### TASK DIRECTIONS
Write out each record below exactly as it appears, with no pictures.

### ROWS
····················

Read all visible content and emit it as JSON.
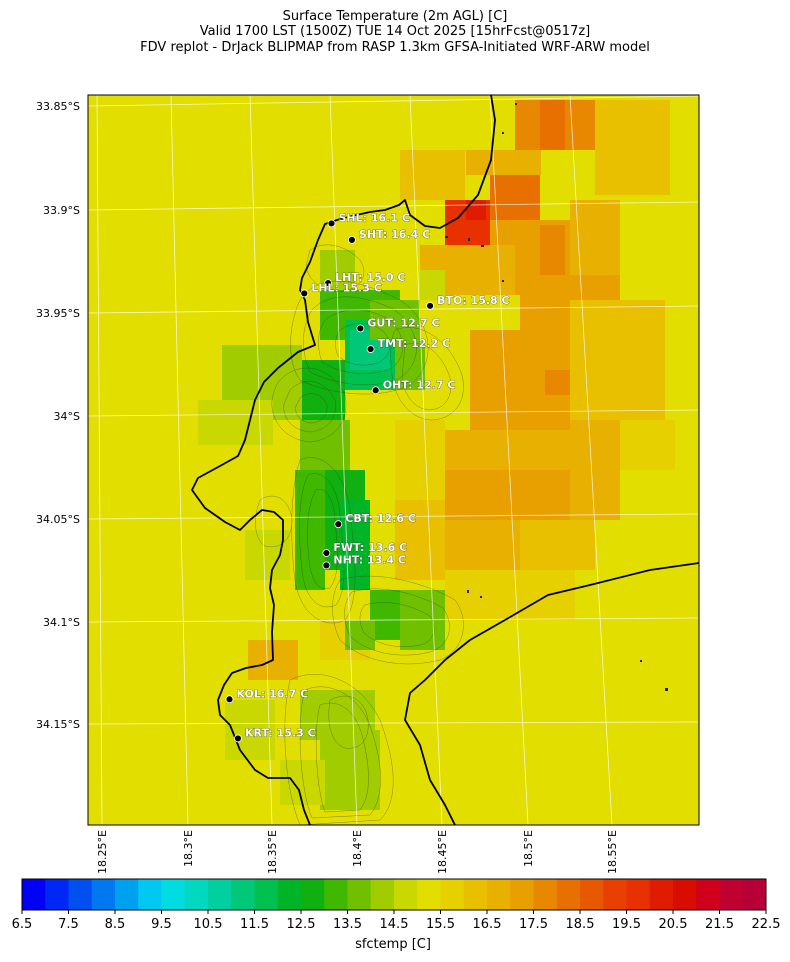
{
  "title_lines": [
    "Surface Temperature (2m AGL) [C]",
    "Valid 1700 LST (1500Z) TUE 14 Oct 2025 [15hrFcst@0517z]",
    "FDV replot - DrJack BLIPMAP from RASP 1.3km GFSA-Initiated WRF-ARW model"
  ],
  "map": {
    "lat_labels": [
      "33.85°S",
      "33.9°S",
      "33.95°S",
      "34°S",
      "34.05°S",
      "34.1°S",
      "34.15°S"
    ],
    "lon_labels": [
      "18.25°E",
      "18.3°E",
      "18.35°E",
      "18.4°E",
      "18.45°E",
      "18.5°E",
      "18.55°E"
    ],
    "field_color_base": "#e2df00",
    "stations": [
      {
        "label": "SHL: 16.1 C",
        "lat": -33.907,
        "lon": 18.385
      },
      {
        "label": "SHT: 16.4 C",
        "lat": -33.915,
        "lon": 18.397
      },
      {
        "label": "LHT: 15.0 C",
        "lat": -33.936,
        "lon": 18.383
      },
      {
        "label": "LHL: 15.3 C",
        "lat": -33.941,
        "lon": 18.369
      },
      {
        "label": "BTO: 15.8 C",
        "lat": -33.947,
        "lon": 18.443
      },
      {
        "label": "GUT: 12.7 C",
        "lat": -33.958,
        "lon": 18.402
      },
      {
        "label": "TMT: 12.2 C",
        "lat": -33.968,
        "lon": 18.408
      },
      {
        "label": "OHT: 12.7 C",
        "lat": -33.988,
        "lon": 18.411
      },
      {
        "label": "CBT: 12.6 C",
        "lat": -34.053,
        "lon": 18.389
      },
      {
        "label": "FWT: 13.6 C",
        "lat": -34.067,
        "lon": 18.382
      },
      {
        "label": "NHT: 13.4 C",
        "lat": -34.073,
        "lon": 18.382
      },
      {
        "label": "KOL: 16.7 C",
        "lat": -34.138,
        "lon": 18.325
      },
      {
        "label": "KRT: 15.3 C",
        "lat": -34.157,
        "lon": 18.33
      }
    ]
  },
  "colorbar": {
    "label": "sfctemp [C]",
    "min": 6.5,
    "max": 22.5,
    "step": 0.5,
    "tick_labels": [
      "6.5",
      "7.5",
      "8.5",
      "9.5",
      "10.5",
      "11.5",
      "12.5",
      "13.5",
      "14.5",
      "15.5",
      "16.5",
      "17.5",
      "18.5",
      "19.5",
      "20.5",
      "21.5",
      "22.5"
    ],
    "colors": [
      "#0000f5",
      "#0028f5",
      "#0050f0",
      "#0078f0",
      "#00a0f0",
      "#00c8f0",
      "#00dce0",
      "#00d8c0",
      "#00d0a0",
      "#00c878",
      "#00c050",
      "#00b428",
      "#10b010",
      "#40b800",
      "#70c000",
      "#a0cc00",
      "#c8d800",
      "#e2df00",
      "#e6d000",
      "#e8c000",
      "#e8b000",
      "#e8a000",
      "#e88800",
      "#e87000",
      "#e85800",
      "#e84000",
      "#e83000",
      "#e01c00",
      "#d80c00",
      "#d0001c",
      "#c00030",
      "#b80038"
    ]
  }
}
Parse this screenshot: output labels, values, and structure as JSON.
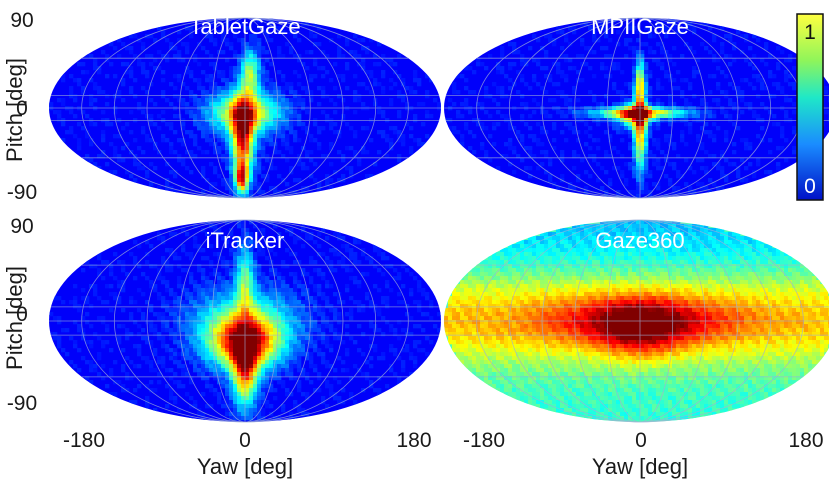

····················

### CORRECT OUTPUT
Read all visible content and emit it as JSON.
{
  "title_lines": [
    "Surface Temperature (2m AGL) [C]",
    "Valid 1700 LST (1500Z) TUE 14 Oct 2025 [15hrFcst@0517z]",
    "FDV replot - DrJack BLIPMAP from RASP 1.3km GFSA-Initiated WRF-ARW model"
  ],
  "map": {
    "lat_labels": [
      "33.85°S",
      "33.9°S",
      "33.95°S",
      "34°S",
      "34.05°S",
      "34.1°S",
      "34.15°S"
    ],
    "lon_labels": [
      "18.25°E",
      "18.3°E",
      "18.35°E",
      "18.4°E",
      "18.45°E",
      "18.5°E",
      "18.55°E"
    ],
    "field_color_base": "#e2df00",
    "stations": [
      {
        "label": "SHL: 16.1 C",
        "lat": -33.907,
        "lon": 18.385
      },
      {
        "label": "SHT: 16.4 C",
        "lat": -33.915,
        "lon": 18.397
      },
      {
        "label": "LHT: 15.0 C",
        "lat": -33.936,
        "lon": 18.383
      },
      {
        "label": "LHL: 15.3 C",
        "lat": -33.941,
        "lon": 18.369
      },
      {
        "label": "BTO: 15.8 C",
        "lat": -33.947,
        "lon": 18.443
      },
      {
        "label": "GUT: 12.7 C",
        "lat": -33.958,
        "lon": 18.402
      },
      {
        "label": "TMT: 12.2 C",
        "lat": -33.968,
        "lon": 18.408
      },
      {
        "label": "OHT: 12.7 C",
        "lat": -33.988,
        "lon": 18.411
      },
      {
        "label": "CBT: 12.6 C",
        "lat": -34.053,
        "lon": 18.389
      },
      {
        "label": "FWT: 13.6 C",
        "lat": -34.067,
        "lon": 18.382
      },
      {
        "label": "NHT: 13.4 C",
        "lat": -34.073,
        "lon": 18.382
      },
      {
        "label": "KOL: 16.7 C",
        "lat": -34.138,
        "lon": 18.325
      },
      {
        "label": "KRT: 15.3 C",
        "lat": -34.157,
        "lon": 18.33
      }
    ]
  },
  "colorbar": {
    "label": "sfctemp [C]",
    "min": 6.5,
    "max": 22.5,
    "step": 0.5,
    "tick_labels": [
      "6.5",
      "7.5",
      "8.5",
      "9.5",
      "10.5",
      "11.5",
      "12.5",
      "13.5",
      "14.5",
      "15.5",
      "16.5",
      "17.5",
      "18.5",
      "19.5",
      "20.5",
      "21.5",
      "22.5"
    ],
    "colors": [
      "#0000f5",
      "#0028f5",
      "#0050f0",
      "#0078f0",
      "#00a0f0",
      "#00c8f0",
      "#00dce0",
      "#00d8c0",
      "#00d0a0",
      "#00c878",
      "#00c050",
      "#00b428",
      "#10b010",
      "#40b800",
      "#70c000",
      "#a0cc00",
      "#c8d800",
      "#e2df00",
      "#e6d000",
      "#e8c000",
      "#e8b000",
      "#e8a000",
      "#e88800",
      "#e87000",
      "#e85800",
      "#e84000",
      "#e83000",
      "#e01c00",
      "#d80c00",
      "#d0001c",
      "#c00030",
      "#b80038"
    ]
  }
}
Parse this screenshot: output labels, values, and structure as JSON.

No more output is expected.